(Items listed in a dataset)
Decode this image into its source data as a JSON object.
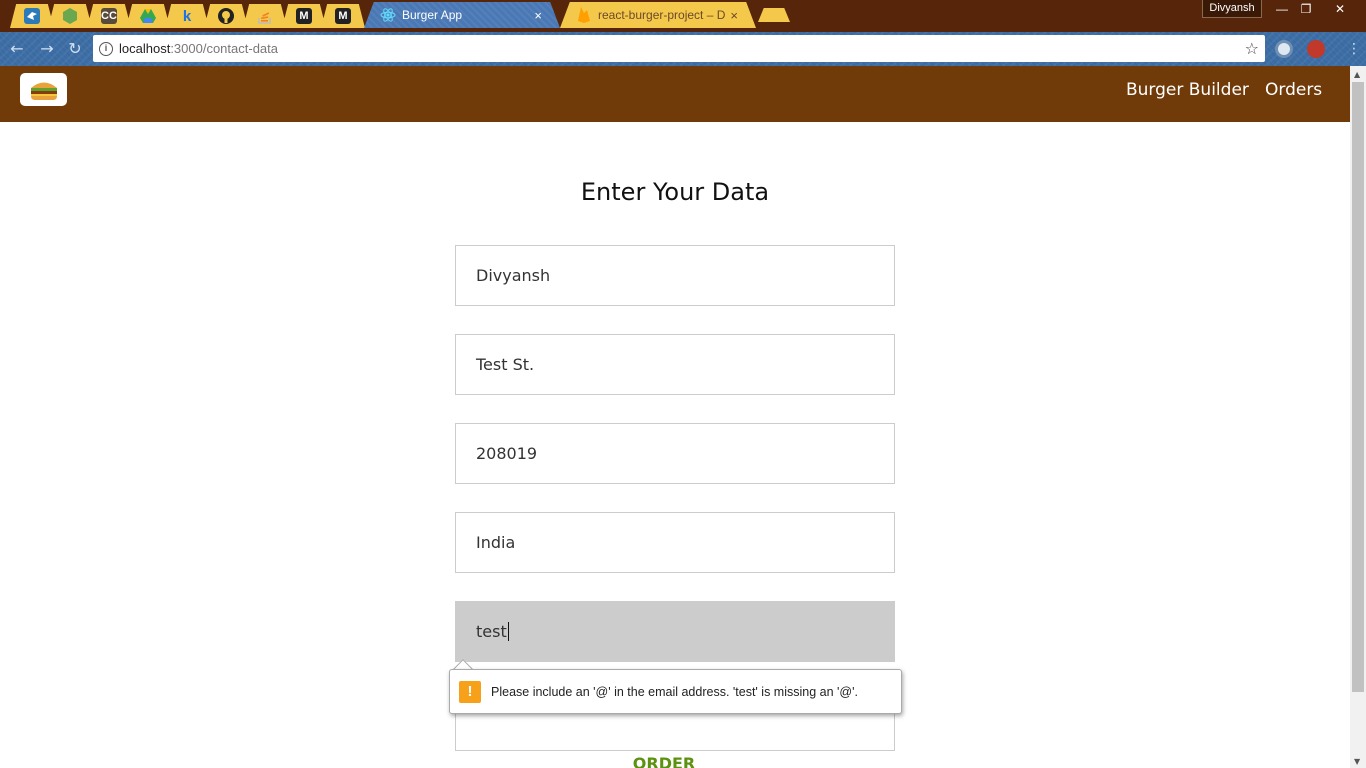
{
  "browser": {
    "pinned_tabs": [
      {
        "icon": "bird-icon",
        "color": "#2c7ab8"
      },
      {
        "icon": "nodejs-icon",
        "color": "#6aa84f"
      },
      {
        "icon": "cc-icon",
        "color": "#5a4a3a",
        "text": "CC"
      },
      {
        "icon": "drive-icon",
        "color": "#34a853"
      },
      {
        "icon": "k-icon",
        "color": "#1a73e8",
        "text": "k"
      },
      {
        "icon": "github-icon",
        "color": "#222222"
      },
      {
        "icon": "stackoverflow-icon",
        "color": "#f48024"
      },
      {
        "icon": "medium-icon",
        "color": "#222222",
        "text": "M"
      },
      {
        "icon": "medium-icon",
        "color": "#222222",
        "text": "M"
      }
    ],
    "active_tab": {
      "title": "Burger App",
      "close": "×"
    },
    "inactive_tab": {
      "title": "react-burger-project – D",
      "close": "×"
    },
    "profile": "Divyansh",
    "window_controls": {
      "minimize": "—",
      "restore": "❐",
      "close": "✕"
    },
    "address": {
      "host": "localhost",
      "path": ":3000/contact-data"
    }
  },
  "navbar": {
    "links": [
      "Burger Builder",
      "Orders"
    ]
  },
  "form": {
    "title": "Enter Your Data",
    "fields": [
      {
        "name": "name",
        "value": "Divyansh"
      },
      {
        "name": "street",
        "value": "Test St."
      },
      {
        "name": "zip",
        "value": "208019"
      },
      {
        "name": "country",
        "value": "India"
      },
      {
        "name": "email",
        "value": "test"
      }
    ],
    "validation_message": "Please include an '@' in the email address. 'test' is missing an '@'.",
    "order_button": "ORDER"
  },
  "colors": {
    "navbar": "#703b09",
    "order_text": "#5c9210",
    "warning": "#f7a11a"
  }
}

REQUIRED TASK: Leave out the pictures and copy every record above exactly.

SOLUTION TO THIS EXERCISE:
Decode this image into its source data as a JSON object.
{
  "browser": {
    "pinned_tabs": [
      {
        "icon": "bird-icon",
        "color": "#2c7ab8"
      },
      {
        "icon": "nodejs-icon",
        "color": "#6aa84f"
      },
      {
        "icon": "cc-icon",
        "color": "#5a4a3a",
        "text": "CC"
      },
      {
        "icon": "drive-icon",
        "color": "#34a853"
      },
      {
        "icon": "k-icon",
        "color": "#1a73e8",
        "text": "k"
      },
      {
        "icon": "github-icon",
        "color": "#222222"
      },
      {
        "icon": "stackoverflow-icon",
        "color": "#f48024"
      },
      {
        "icon": "medium-icon",
        "color": "#222222",
        "text": "M"
      },
      {
        "icon": "medium-icon",
        "color": "#222222",
        "text": "M"
      }
    ],
    "active_tab": {
      "title": "Burger App",
      "close": "×"
    },
    "inactive_tab": {
      "title": "react-burger-project – D",
      "close": "×"
    },
    "profile": "Divyansh",
    "window_controls": {
      "minimize": "—",
      "restore": "❐",
      "close": "✕"
    },
    "address": {
      "host": "localhost",
      "path": ":3000/contact-data"
    }
  },
  "navbar": {
    "links": [
      "Burger Builder",
      "Orders"
    ]
  },
  "form": {
    "title": "Enter Your Data",
    "fields": [
      {
        "name": "name",
        "value": "Divyansh"
      },
      {
        "name": "street",
        "value": "Test St."
      },
      {
        "name": "zip",
        "value": "208019"
      },
      {
        "name": "country",
        "value": "India"
      },
      {
        "name": "email",
        "value": "test"
      }
    ],
    "validation_message": "Please include an '@' in the email address. 'test' is missing an '@'.",
    "order_button": "ORDER"
  },
  "colors": {
    "navbar": "#703b09",
    "order_text": "#5c9210",
    "warning": "#f7a11a"
  }
}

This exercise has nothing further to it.